------ EXTRACTED DATA ------

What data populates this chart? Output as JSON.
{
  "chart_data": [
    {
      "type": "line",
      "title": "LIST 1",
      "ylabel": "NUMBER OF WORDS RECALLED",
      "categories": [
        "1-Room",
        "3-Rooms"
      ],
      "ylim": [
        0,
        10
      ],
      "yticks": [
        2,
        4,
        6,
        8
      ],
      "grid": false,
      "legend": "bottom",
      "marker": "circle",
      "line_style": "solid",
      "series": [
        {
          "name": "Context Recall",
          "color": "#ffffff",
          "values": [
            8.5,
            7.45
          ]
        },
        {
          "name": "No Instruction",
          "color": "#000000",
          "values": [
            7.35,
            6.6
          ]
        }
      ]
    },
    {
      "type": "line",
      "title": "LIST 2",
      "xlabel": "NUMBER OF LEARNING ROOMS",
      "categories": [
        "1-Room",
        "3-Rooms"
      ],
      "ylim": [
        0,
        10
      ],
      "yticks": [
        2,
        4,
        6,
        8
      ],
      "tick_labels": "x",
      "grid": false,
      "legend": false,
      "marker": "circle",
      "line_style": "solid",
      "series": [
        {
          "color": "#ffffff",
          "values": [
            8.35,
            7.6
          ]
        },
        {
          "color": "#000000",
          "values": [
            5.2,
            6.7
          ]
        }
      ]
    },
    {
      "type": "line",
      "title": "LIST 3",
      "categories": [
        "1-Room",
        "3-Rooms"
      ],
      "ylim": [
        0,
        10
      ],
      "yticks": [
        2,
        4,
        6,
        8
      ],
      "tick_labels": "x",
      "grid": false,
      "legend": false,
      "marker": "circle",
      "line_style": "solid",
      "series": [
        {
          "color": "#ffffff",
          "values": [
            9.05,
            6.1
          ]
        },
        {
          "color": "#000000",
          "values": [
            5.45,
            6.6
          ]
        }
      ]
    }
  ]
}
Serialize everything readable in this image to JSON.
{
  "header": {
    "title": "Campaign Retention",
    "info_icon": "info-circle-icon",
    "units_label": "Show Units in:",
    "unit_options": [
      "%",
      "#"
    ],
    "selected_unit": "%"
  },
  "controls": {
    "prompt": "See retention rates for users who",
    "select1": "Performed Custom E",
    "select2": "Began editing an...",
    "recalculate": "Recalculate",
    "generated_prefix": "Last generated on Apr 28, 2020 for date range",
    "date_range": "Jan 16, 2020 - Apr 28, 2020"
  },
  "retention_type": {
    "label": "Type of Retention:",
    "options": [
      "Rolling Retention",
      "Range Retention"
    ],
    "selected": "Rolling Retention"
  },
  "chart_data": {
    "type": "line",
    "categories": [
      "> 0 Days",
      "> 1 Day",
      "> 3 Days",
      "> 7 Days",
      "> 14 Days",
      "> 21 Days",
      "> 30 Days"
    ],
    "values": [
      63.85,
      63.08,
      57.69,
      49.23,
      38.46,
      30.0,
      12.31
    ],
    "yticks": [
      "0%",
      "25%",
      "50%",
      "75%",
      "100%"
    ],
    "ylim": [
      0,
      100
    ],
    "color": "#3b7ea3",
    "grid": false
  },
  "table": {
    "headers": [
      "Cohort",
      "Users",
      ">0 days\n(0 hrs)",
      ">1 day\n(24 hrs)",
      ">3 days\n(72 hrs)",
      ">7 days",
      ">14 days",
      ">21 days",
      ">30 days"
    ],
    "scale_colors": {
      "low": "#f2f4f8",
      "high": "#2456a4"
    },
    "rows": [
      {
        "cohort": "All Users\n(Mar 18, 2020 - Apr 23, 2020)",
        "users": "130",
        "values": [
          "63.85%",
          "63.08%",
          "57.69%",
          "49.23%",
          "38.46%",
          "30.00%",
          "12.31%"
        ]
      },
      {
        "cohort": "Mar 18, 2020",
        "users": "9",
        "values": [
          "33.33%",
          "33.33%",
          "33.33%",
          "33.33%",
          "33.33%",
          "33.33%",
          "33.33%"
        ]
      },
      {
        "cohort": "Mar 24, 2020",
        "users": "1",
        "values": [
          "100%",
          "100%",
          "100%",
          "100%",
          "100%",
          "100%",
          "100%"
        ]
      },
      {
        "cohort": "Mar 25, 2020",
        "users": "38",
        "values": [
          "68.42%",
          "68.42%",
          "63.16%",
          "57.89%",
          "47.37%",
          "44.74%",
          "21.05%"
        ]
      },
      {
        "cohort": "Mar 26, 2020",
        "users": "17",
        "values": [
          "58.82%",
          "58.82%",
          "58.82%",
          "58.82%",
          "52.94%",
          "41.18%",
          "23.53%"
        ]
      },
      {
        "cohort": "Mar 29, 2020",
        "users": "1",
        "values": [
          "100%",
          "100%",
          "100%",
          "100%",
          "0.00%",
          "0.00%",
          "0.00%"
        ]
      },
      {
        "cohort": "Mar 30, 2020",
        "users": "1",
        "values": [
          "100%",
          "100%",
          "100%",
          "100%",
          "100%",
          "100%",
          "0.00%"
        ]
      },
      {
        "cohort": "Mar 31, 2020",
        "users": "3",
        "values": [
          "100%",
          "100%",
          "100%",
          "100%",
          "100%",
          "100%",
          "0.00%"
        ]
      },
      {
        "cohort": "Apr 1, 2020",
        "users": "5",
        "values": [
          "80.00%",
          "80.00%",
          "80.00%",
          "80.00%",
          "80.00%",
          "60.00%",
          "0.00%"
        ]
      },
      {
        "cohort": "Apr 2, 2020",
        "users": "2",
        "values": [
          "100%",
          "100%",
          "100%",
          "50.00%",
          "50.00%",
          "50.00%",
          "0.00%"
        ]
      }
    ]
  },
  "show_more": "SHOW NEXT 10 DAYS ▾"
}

------

GOAL: Reproduce the records above exactly as they appear.

CORRECT RESULT:
What data populates this chart? Output as JSON.
{
  "chart_data": [
    {
      "type": "line",
      "title": "LIST 1",
      "ylabel": "NUMBER OF WORDS RECALLED",
      "categories": [
        "1-Room",
        "3-Rooms"
      ],
      "ylim": [
        0,
        10
      ],
      "yticks": [
        2,
        4,
        6,
        8
      ],
      "grid": false,
      "legend": "bottom",
      "marker": "circle",
      "line_style": "solid",
      "series": [
        {
          "name": "Context Recall",
          "color": "#ffffff",
          "values": [
            8.5,
            7.45
          ]
        },
        {
          "name": "No Instruction",
          "color": "#000000",
          "values": [
            7.35,
            6.6
          ]
        }
      ]
    },
    {
      "type": "line",
      "title": "LIST 2",
      "xlabel": "NUMBER OF LEARNING ROOMS",
      "categories": [
        "1-Room",
        "3-Rooms"
      ],
      "ylim": [
        0,
        10
      ],
      "yticks": [
        2,
        4,
        6,
        8
      ],
      "tick_labels": "x",
      "grid": false,
      "legend": false,
      "marker": "circle",
      "line_style": "solid",
      "series": [
        {
          "color": "#ffffff",
          "values": [
            8.35,
            7.6
          ]
        },
        {
          "color": "#000000",
          "values": [
            5.2,
            6.7
          ]
        }
      ]
    },
    {
      "type": "line",
      "title": "LIST 3",
      "categories": [
        "1-Room",
        "3-Rooms"
      ],
      "ylim": [
        0,
        10
      ],
      "yticks": [
        2,
        4,
        6,
        8
      ],
      "tick_labels": "x",
      "grid": false,
      "legend": false,
      "marker": "circle",
      "line_style": "solid",
      "series": [
        {
          "color": "#ffffff",
          "values": [
            9.05,
            6.1
          ]
        },
        {
          "color": "#000000",
          "values": [
            5.45,
            6.6
          ]
        }
      ]
    }
  ]
}
Serialize everything readable in this image to JSON.
{
  "header": {
    "title": "Campaign Retention",
    "info_icon": "info-circle-icon",
    "units_label": "Show Units in:",
    "unit_options": [
      "%",
      "#"
    ],
    "selected_unit": "%"
  },
  "controls": {
    "prompt": "See retention rates for users who",
    "select1": "Performed Custom E",
    "select2": "Began editing an...",
    "recalculate": "Recalculate",
    "generated_prefix": "Last generated on Apr 28, 2020 for date range",
    "date_range": "Jan 16, 2020 - Apr 28, 2020"
  },
  "retention_type": {
    "label": "Type of Retention:",
    "options": [
      "Rolling Retention",
      "Range Retention"
    ],
    "selected": "Rolling Retention"
  },
  "chart_data": {
    "type": "line",
    "categories": [
      "> 0 Days",
      "> 1 Day",
      "> 3 Days",
      "> 7 Days",
      "> 14 Days",
      "> 21 Days",
      "> 30 Days"
    ],
    "values": [
      63.85,
      63.08,
      57.69,
      49.23,
      38.46,
      30.0,
      12.31
    ],
    "yticks": [
      "0%",
      "25%",
      "50%",
      "75%",
      "100%"
    ],
    "ylim": [
      0,
      100
    ],
    "color": "#3b7ea3",
    "grid": false
  },
  "table": {
    "headers": [
      "Cohort",
      "Users",
      ">0 days\n(0 hrs)",
      ">1 day\n(24 hrs)",
      ">3 days\n(72 hrs)",
      ">7 days",
      ">14 days",
      ">21 days",
      ">30 days"
    ],
    "scale_colors": {
      "low": "#f2f4f8",
      "high": "#2456a4"
    },
    "rows": [
      {
        "cohort": "All Users\n(Mar 18, 2020 - Apr 23, 2020)",
        "users": "130",
        "values": [
          "63.85%",
          "63.08%",
          "57.69%",
          "49.23%",
          "38.46%",
          "30.00%",
          "12.31%"
        ]
      },
      {
        "cohort": "Mar 18, 2020",
        "users": "9",
        "values": [
          "33.33%",
          "33.33%",
          "33.33%",
          "33.33%",
          "33.33%",
          "33.33%",
          "33.33%"
        ]
      },
      {
        "cohort": "Mar 24, 2020",
        "users": "1",
        "values": [
          "100%",
          "100%",
          "100%",
          "100%",
          "100%",
          "100%",
          "100%"
        ]
      },
      {
        "cohort": "Mar 25, 2020",
        "users": "38",
        "values": [
          "68.42%",
          "68.42%",
          "63.16%",
          "57.89%",
          "47.37%",
          "44.74%",
          "21.05%"
        ]
      },
      {
        "cohort": "Mar 26, 2020",
        "users": "17",
        "values": [
          "58.82%",
          "58.82%",
          "58.82%",
          "58.82%",
          "52.94%",
          "41.18%",
          "23.53%"
        ]
      },
      {
        "cohort": "Mar 29, 2020",
        "users": "1",
        "values": [
          "100%",
          "100%",
          "100%",
          "100%",
          "0.00%",
          "0.00%",
          "0.00%"
        ]
      },
      {
        "cohort": "Mar 30, 2020",
        "users": "1",
        "values": [
          "100%",
          "100%",
          "100%",
          "100%",
          "100%",
          "100%",
          "0.00%"
        ]
      },
      {
        "cohort": "Mar 31, 2020",
        "users": "3",
        "values": [
          "100%",
          "100%",
          "100%",
          "100%",
          "100%",
          "100%",
          "0.00%"
        ]
      },
      {
        "cohort": "Apr 1, 2020",
        "users": "5",
        "values": [
          "80.00%",
          "80.00%",
          "80.00%",
          "80.00%",
          "80.00%",
          "60.00%",
          "0.00%"
        ]
      },
      {
        "cohort": "Apr 2, 2020",
        "users": "2",
        "values": [
          "100%",
          "100%",
          "100%",
          "50.00%",
          "50.00%",
          "50.00%",
          "0.00%"
        ]
      }
    ]
  },
  "show_more": "SHOW NEXT 10 DAYS ▾"
}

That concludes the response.